## Input for this task
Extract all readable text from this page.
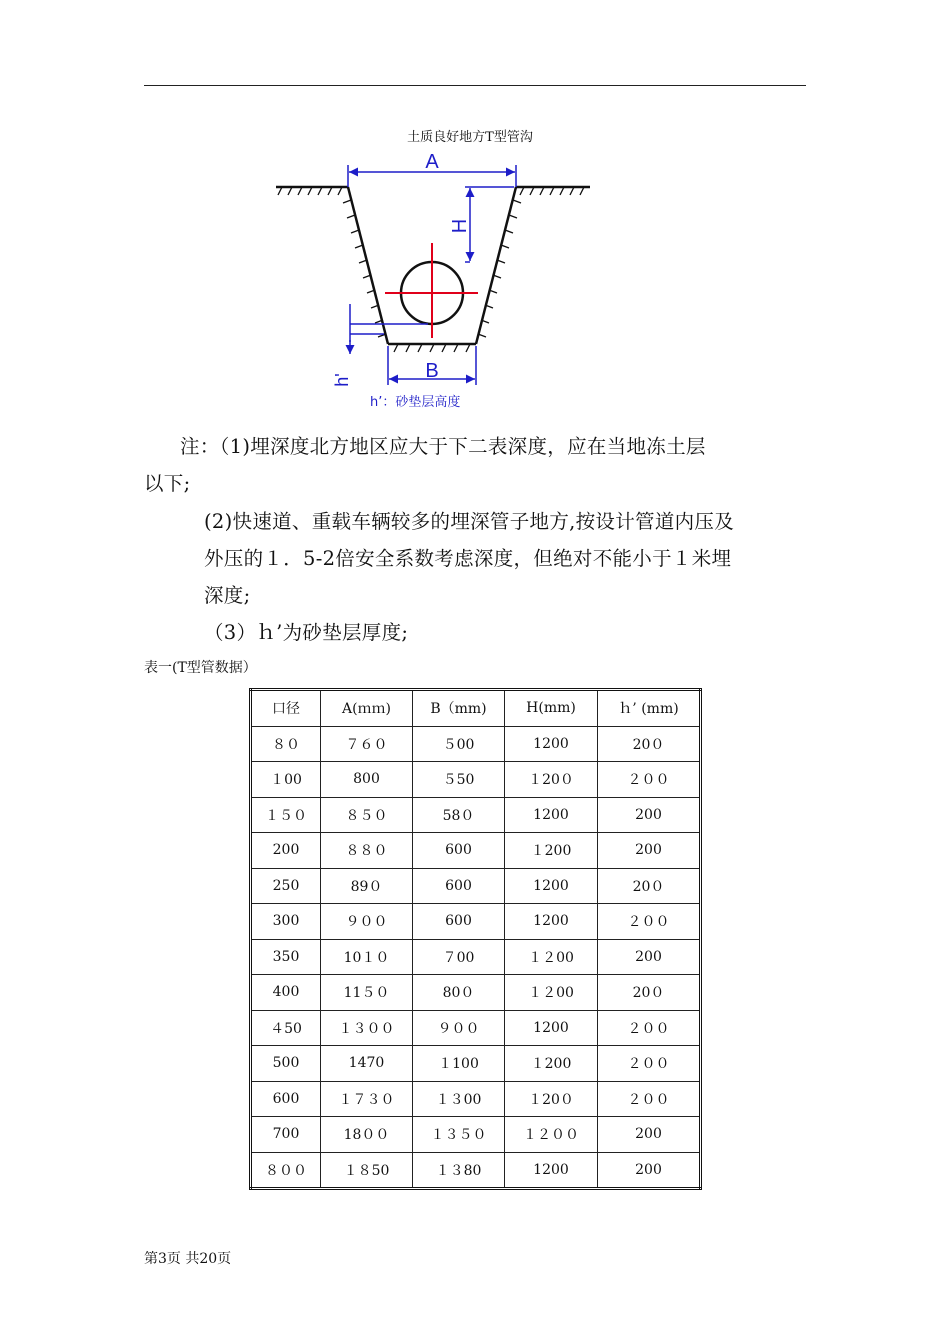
土质良好地方T型管沟
A
H
h'	B
h’：砂垫层高度
注：（1)埋深度北方地区应大于下二表深度，应在当地冻土层
以下;
(2)快速道、重载车辆较多的埋深管子地方,按设计管道内压及
外压的１．5-2倍安全系数考虑深度，但绝对不能小于１米埋
深度;
（3）ｈ’为砂垫层厚度;
表一(T型管数据）
口径	A(ｍｍ)	B（mm)	H(mm)	ｈ’ (mm)
８０	７６０	５00	1200	20０
１00	800	５50	１20０	２００
１５０	８５０	58０	1200	200
200	８８０	600	１200	200
250	89０	600	1200	20０
300	９００	600	1200	２００
350	10１０	７00	１２00	200
400	11５０	80０	１２00	20０
４50	１３００	９００	1200	２００
500	1470	１100	１200	２００
600	１７３０	１３00	１20０	２００
700	18００	１３５０	１２００	200
８００	１８50	１３80	1200	200
第3页 共20页
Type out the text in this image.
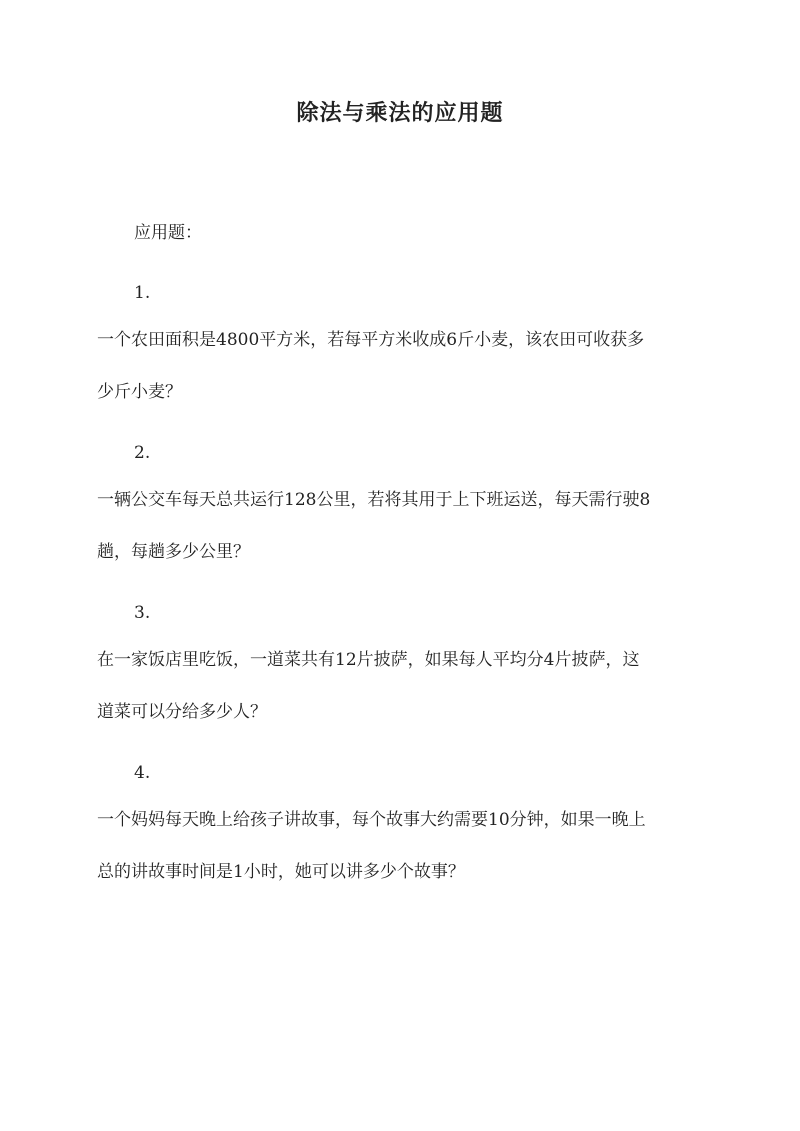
除法与乘法的应用题
应用题：
1.
一个农田面积是4800平方米，若每平方米收成6斤小麦，该农田可收获多
少斤小麦？
2.
一辆公交车每天总共运行128公里，若将其用于上下班运送，每天需行驶8
趟，每趟多少公里？
3.
在一家饭店里吃饭，一道菜共有12片披萨，如果每人平均分4片披萨，这
道菜可以分给多少人？
4.
一个妈妈每天晚上给孩子讲故事，每个故事大约需要10分钟，如果一晚上
总的讲故事时间是1小时，她可以讲多少个故事？
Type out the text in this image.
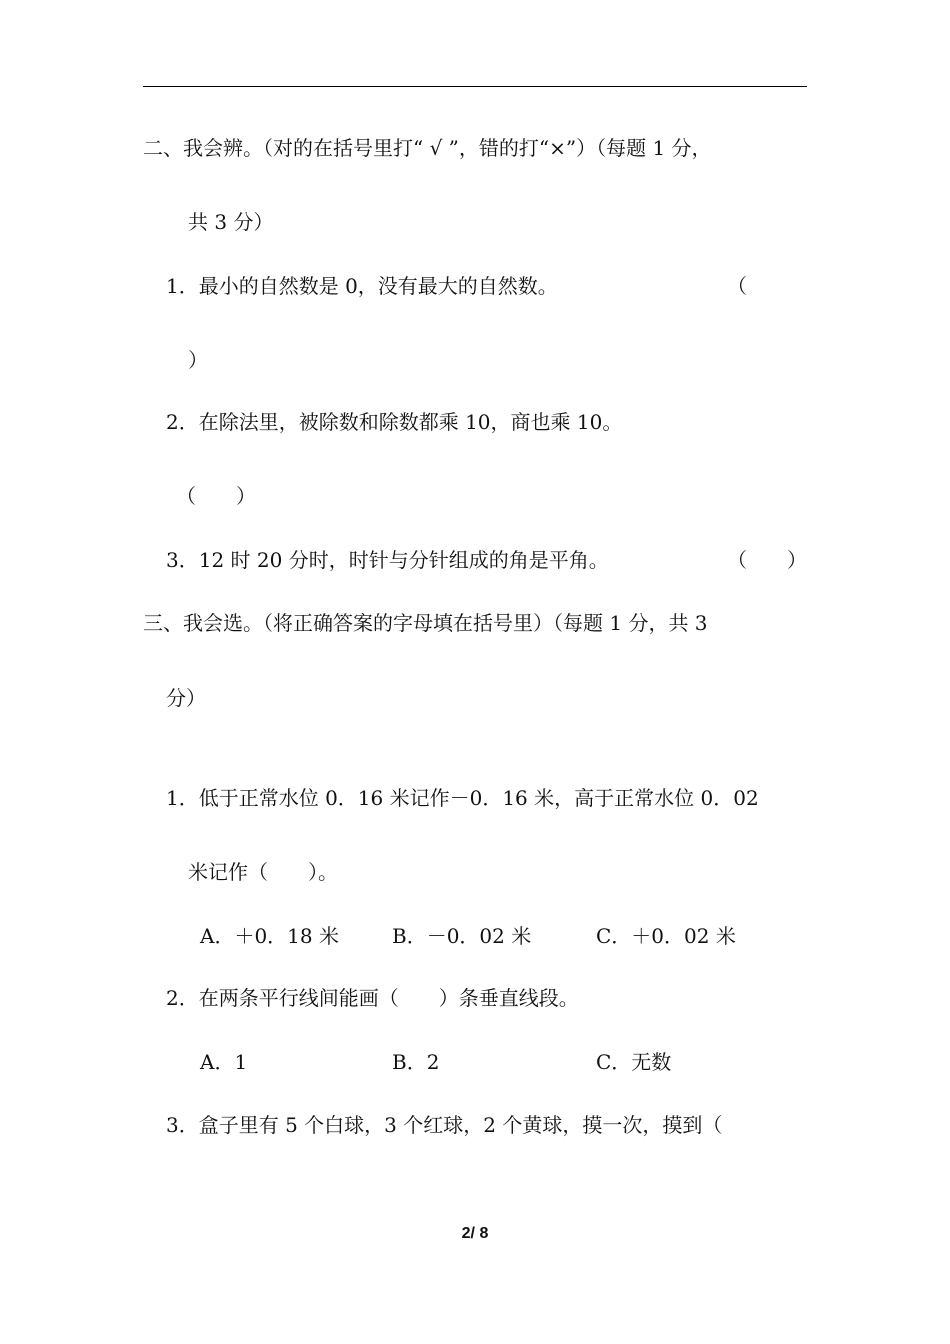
二、我会辨。（对的在括号里打“ √ ”，错的打“×”）（每题 1 分，
共 3 分）
1．最小的自然数是 0，没有最大的自然数。	（
）
2．在除法里，被除数和除数都乘 10，商也乘 10。
（　　）
3．12 时 20 分时，时针与分针组成的角是平角。	（　　）
三、我会选。（将正确答案的字母填在括号里）（每题 1 分，共 3
分）
1．低于正常水位 0．16 米记作－0．16 米，高于正常水位 0．02
米记作（　　）。
A．＋0．18 米	B．－0．02 米	C．＋0．02 米
2．在两条平行线间能画（　　）条垂直线段。
A．1	B．2	C．无数
3．盒子里有 5 个白球，3 个红球，2 个黄球，摸一次，摸到（
2/ 8
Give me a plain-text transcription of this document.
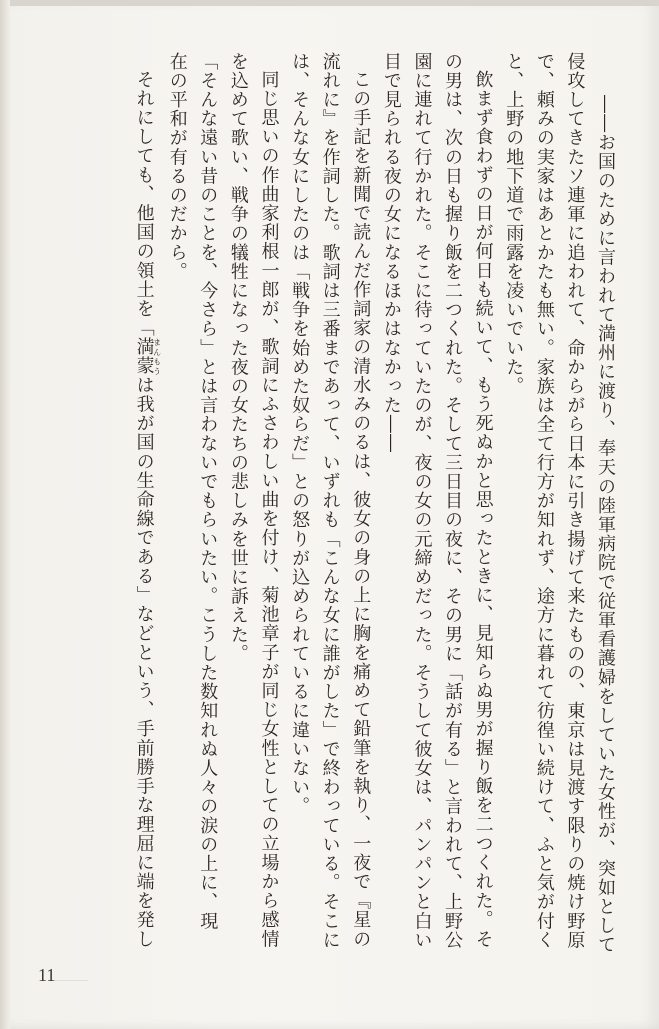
――お国のために言われて満州に渡り、奉天の陸軍病院で従軍看護婦をしていた女性が、突如として

侵攻してきたソ連軍に追われて、命からがら日本に引き揚げて来たものの、東京は見渡す限りの焼け野原

で、頼みの実家はあとかたも無い。家族は全て行方が知れず、途方に暮れて彷徨い続けて、ふと気が付く

と、上野の地下道で雨露を凌いでいた。

飲まず食わずの日が何日も続いて、もう死ぬかと思ったときに、見知らぬ男が握り飯を二つくれた。そ

の男は、次の日も握り飯を二つくれた。そして三日目の夜に、その男に「話が有る」と言われて、上野公

園に連れて行かれた。そこに待っていたのが、夜の女の元締めだった。そうして彼女は、パンパンと白い

目で見られる夜の女になるほかはなかった――

この手記を新聞で読んだ作詞家の清水みのるは、彼女の身の上に胸を痛めて鉛筆を執り、一夜で『星の

流れに』を作詞した。歌詞は三番まであって、いずれも「こんな女に誰がした」で終わっている。そこに

は、そんな女にしたのは「戦争を始めた奴らだ」との怒りが込められているに違いない。

同じ思いの作曲家利根一郎が、歌詞にふさわしい曲を付け、菊池章子が同じ女性としての立場から感情

を込めて歌い、戦争の犠牲になった夜の女たちの悲しみを世に訴えた。

「そんな遠い昔のことを、今さら」とは言わないでもらいたい。こうした数知れぬ人々の涙の上に、現

在の平和が有るのだから。

それにしても、他国の領土を「満蒙まんもうは我が国の生命線である」などという、手前勝手な理屈に端を発し

11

## What is asked
Quote the records above exactly, leaving out any pictures.

## Exercise output
Extract all readable text from this page.
土质良好地方T型管沟
A
H
h'	B
h’：砂垫层高度
注：（1)埋深度北方地区应大于下二表深度，应在当地冻土层
以下;
(2)快速道、重载车辆较多的埋深管子地方,按设计管道内压及
外压的１．5-2倍安全系数考虑深度，但绝对不能小于１米埋
深度;
（3）ｈ’为砂垫层厚度;
表一(T型管数据）
口径	A(ｍｍ)	B（mm)	H(mm)	ｈ’ (mm)
８０	７６０	５00	1200	20０
１00	800	５50	１20０	２００
１５０	８５０	58０	1200	200
200	８８０	600	１200	200
250	89０	600	1200	20０
300	９００	600	1200	２００
350	10１０	７00	１２00	200
400	11５０	80０	１２00	20０
４50	１３００	９００	1200	２００
500	1470	１100	１200	２００
600	１７３０	１３00	１20０	２００
700	18００	１３５０	１２００	200
８００	１８50	１３80	1200	200
第3页 共20页
Type out the text in this image.
除法与乘法的应用题
应用题：
1.
一个农田面积是4800平方米，若每平方米收成6斤小麦，该农田可收获多
少斤小麦？
2.
一辆公交车每天总共运行128公里，若将其用于上下班运送，每天需行驶8
趟，每趟多少公里？
3.
在一家饭店里吃饭，一道菜共有12片披萨，如果每人平均分4片披萨，这
道菜可以分给多少人？
4.
一个妈妈每天晚上给孩子讲故事，每个故事大约需要10分钟，如果一晚上
总的讲故事时间是1小时，她可以讲多少个故事？
Type out the text in this image.
二、我会辨。（对的在括号里打“ √ ”，错的打“×”）（每题 1 分，
共 3 分）
1．最小的自然数是 0，没有最大的自然数。	（
）
2．在除法里，被除数和除数都乘 10，商也乘 10。
（　　）
3．12 时 20 分时，时针与分针组成的角是平角。	（　　）
三、我会选。（将正确答案的字母填在括号里）（每题 1 分，共 3
分）
1．低于正常水位 0．16 米记作－0．16 米，高于正常水位 0．02
米记作（　　）。
A．＋0．18 米	B．－0．02 米	C．＋0．02 米
2．在两条平行线间能画（　　）条垂直线段。
A．1	B．2	C．无数
3．盒子里有 5 个白球，3 个红球，2 个黄球，摸一次，摸到（
2/ 8
Give me a plain-text transcription of this document.
――お国のために言われて満州に渡り、奉天の陸軍病院で従軍看護婦をしていた女性が、突如として

侵攻してきたソ連軍に追われて、命からがら日本に引き揚げて来たものの、東京は見渡す限りの焼け野原

で、頼みの実家はあとかたも無い。家族は全て行方が知れず、途方に暮れて彷徨い続けて、ふと気が付く

と、上野の地下道で雨露を凌いでいた。

飲まず食わずの日が何日も続いて、もう死ぬかと思ったときに、見知らぬ男が握り飯を二つくれた。そ

の男は、次の日も握り飯を二つくれた。そして三日目の夜に、その男に「話が有る」と言われて、上野公

園に連れて行かれた。そこに待っていたのが、夜の女の元締めだった。そうして彼女は、パンパンと白い

目で見られる夜の女になるほかはなかった――

この手記を新聞で読んだ作詞家の清水みのるは、彼女の身の上に胸を痛めて鉛筆を執り、一夜で『星の

流れに』を作詞した。歌詞は三番まであって、いずれも「こんな女に誰がした」で終わっている。そこに

は、そんな女にしたのは「戦争を始めた奴らだ」との怒りが込められているに違いない。

同じ思いの作曲家利根一郎が、歌詞にふさわしい曲を付け、菊池章子が同じ女性としての立場から感情

を込めて歌い、戦争の犠牲になった夜の女たちの悲しみを世に訴えた。

「そんな遠い昔のことを、今さら」とは言わないでもらいたい。こうした数知れぬ人々の涙の上に、現

在の平和が有るのだから。

それにしても、他国の領土を「満蒙まんもうは我が国の生命線である」などという、手前勝手な理屈に端を発し

11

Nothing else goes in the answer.